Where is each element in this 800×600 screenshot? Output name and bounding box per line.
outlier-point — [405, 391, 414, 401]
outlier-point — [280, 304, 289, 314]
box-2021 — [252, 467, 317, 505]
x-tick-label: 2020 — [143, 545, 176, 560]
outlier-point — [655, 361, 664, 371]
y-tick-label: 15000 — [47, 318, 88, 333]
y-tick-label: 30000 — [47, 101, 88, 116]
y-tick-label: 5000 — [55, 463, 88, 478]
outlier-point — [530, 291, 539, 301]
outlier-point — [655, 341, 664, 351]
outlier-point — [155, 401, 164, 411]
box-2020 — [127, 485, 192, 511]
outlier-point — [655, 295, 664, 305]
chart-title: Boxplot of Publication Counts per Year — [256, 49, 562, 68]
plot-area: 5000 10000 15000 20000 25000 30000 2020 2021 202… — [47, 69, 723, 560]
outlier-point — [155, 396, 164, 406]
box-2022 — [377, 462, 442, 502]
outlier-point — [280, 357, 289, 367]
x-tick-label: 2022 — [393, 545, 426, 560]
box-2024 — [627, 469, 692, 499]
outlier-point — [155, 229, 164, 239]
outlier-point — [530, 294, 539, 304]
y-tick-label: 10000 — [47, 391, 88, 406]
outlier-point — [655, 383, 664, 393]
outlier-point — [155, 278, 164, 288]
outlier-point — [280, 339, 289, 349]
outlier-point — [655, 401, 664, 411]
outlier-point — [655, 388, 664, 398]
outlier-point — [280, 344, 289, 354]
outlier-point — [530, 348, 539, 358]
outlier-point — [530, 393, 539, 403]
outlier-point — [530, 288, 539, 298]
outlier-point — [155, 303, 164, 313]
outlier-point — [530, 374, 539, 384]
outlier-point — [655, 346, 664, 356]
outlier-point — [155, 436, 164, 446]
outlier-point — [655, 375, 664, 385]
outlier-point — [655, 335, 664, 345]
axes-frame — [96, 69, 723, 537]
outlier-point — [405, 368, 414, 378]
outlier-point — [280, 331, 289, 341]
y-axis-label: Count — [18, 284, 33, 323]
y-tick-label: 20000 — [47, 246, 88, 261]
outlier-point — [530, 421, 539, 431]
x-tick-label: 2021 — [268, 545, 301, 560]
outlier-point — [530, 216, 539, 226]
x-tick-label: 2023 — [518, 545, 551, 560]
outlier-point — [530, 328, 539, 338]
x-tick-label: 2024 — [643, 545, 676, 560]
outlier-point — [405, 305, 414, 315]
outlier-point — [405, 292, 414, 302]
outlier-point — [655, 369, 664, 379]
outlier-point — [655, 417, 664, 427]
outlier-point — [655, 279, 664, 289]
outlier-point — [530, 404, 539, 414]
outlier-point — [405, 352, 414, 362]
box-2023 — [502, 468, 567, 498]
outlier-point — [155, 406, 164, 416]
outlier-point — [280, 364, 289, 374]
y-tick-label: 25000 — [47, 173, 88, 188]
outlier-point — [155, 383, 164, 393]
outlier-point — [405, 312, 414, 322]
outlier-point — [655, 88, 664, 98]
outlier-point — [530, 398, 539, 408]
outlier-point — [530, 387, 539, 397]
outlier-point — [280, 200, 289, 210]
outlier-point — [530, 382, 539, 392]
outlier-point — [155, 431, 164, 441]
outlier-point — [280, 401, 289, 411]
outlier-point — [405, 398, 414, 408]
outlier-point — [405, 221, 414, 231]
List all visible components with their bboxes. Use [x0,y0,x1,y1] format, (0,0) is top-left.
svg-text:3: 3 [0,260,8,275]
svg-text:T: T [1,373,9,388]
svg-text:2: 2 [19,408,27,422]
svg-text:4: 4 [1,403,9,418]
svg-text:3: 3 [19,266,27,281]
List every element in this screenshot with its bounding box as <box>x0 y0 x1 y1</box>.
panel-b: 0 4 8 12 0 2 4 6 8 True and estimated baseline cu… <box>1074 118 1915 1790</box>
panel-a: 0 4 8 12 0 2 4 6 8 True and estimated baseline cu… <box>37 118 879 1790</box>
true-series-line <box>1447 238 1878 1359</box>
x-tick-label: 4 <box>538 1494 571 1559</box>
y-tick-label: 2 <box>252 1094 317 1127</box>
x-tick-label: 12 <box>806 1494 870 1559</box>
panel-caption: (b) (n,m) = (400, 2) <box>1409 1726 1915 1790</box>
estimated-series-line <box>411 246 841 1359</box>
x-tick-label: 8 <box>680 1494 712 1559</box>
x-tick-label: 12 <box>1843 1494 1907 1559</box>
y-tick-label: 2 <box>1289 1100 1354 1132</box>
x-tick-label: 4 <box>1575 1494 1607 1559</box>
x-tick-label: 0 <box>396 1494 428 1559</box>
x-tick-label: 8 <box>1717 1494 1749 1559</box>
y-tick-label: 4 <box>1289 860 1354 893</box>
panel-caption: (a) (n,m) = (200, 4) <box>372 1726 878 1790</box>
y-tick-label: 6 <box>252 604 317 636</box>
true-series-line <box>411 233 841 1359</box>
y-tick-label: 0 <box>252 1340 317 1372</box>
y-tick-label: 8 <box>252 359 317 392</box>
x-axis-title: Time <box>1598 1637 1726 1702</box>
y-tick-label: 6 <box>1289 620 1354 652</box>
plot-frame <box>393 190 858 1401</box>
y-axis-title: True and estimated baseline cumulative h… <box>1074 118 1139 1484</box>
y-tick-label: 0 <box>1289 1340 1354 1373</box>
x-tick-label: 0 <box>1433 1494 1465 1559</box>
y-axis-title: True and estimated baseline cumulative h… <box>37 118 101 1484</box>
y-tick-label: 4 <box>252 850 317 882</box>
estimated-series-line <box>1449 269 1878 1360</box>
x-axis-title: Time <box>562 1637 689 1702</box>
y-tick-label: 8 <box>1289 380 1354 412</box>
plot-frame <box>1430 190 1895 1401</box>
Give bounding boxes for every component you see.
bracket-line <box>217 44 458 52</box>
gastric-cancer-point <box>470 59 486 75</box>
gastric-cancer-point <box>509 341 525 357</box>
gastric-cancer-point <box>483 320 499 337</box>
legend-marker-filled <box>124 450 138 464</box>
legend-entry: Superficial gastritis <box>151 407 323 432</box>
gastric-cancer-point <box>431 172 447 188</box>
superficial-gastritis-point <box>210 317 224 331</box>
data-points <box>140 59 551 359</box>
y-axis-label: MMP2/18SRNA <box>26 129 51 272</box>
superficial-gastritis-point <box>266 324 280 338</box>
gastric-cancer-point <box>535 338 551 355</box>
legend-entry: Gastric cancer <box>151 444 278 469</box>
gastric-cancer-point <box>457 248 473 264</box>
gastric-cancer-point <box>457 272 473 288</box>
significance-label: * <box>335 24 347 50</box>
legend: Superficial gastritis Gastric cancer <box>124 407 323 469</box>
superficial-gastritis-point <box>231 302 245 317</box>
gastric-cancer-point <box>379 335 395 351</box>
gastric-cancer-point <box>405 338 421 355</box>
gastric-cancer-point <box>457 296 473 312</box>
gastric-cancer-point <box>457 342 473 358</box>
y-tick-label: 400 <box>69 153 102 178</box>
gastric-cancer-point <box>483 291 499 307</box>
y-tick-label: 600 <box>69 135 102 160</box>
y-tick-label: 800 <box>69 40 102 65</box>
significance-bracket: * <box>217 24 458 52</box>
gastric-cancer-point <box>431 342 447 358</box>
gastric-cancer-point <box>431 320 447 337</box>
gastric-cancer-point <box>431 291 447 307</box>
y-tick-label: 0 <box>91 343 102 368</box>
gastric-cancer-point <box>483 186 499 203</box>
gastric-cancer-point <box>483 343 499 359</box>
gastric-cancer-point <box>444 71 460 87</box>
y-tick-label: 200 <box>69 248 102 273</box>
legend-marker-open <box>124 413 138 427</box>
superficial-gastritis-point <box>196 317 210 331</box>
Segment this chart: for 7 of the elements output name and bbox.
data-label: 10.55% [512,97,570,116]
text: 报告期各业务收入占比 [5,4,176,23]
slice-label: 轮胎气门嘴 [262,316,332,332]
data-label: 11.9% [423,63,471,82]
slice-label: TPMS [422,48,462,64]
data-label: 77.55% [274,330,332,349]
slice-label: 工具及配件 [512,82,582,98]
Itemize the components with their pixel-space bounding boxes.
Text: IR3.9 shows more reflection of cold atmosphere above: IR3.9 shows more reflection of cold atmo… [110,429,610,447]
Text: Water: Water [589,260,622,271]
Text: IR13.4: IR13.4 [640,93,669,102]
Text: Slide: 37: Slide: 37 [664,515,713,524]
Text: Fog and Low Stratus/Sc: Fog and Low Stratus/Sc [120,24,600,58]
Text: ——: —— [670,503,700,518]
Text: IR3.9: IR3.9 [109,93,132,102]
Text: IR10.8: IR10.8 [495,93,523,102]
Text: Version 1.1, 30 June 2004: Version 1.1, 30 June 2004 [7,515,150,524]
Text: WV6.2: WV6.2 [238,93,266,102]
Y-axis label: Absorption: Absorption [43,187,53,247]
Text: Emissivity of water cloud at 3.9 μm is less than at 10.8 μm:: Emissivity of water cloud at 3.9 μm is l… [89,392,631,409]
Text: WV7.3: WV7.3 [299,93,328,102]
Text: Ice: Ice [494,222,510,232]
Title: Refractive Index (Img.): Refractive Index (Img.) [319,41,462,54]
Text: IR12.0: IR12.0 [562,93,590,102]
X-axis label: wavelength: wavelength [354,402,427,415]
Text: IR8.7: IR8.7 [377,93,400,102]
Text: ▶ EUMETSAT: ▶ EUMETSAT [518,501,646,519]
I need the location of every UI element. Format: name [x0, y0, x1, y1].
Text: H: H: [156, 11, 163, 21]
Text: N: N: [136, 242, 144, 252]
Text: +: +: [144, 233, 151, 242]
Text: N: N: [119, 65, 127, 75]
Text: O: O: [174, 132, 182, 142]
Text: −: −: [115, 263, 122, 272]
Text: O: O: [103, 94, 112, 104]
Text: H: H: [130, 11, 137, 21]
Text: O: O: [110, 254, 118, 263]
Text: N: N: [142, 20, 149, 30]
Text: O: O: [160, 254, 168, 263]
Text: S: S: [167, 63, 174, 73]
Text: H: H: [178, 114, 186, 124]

## PROBLEM TO WORK ON
Write out the lines from the start of the records through the line containing "outlier-point — [530, 291, 539, 301]", including that line, reproducing each one without any change.

## EXERCISE SOLUTION
Where is each element in this 800×600 screenshot? Output name and bounding box per line.
outlier-point — [405, 391, 414, 401]
outlier-point — [280, 304, 289, 314]
box-2021 — [252, 467, 317, 505]
x-tick-label: 2020 — [143, 545, 176, 560]
outlier-point — [655, 361, 664, 371]
y-tick-label: 15000 — [47, 318, 88, 333]
y-tick-label: 30000 — [47, 101, 88, 116]
y-tick-label: 5000 — [55, 463, 88, 478]
outlier-point — [530, 291, 539, 301]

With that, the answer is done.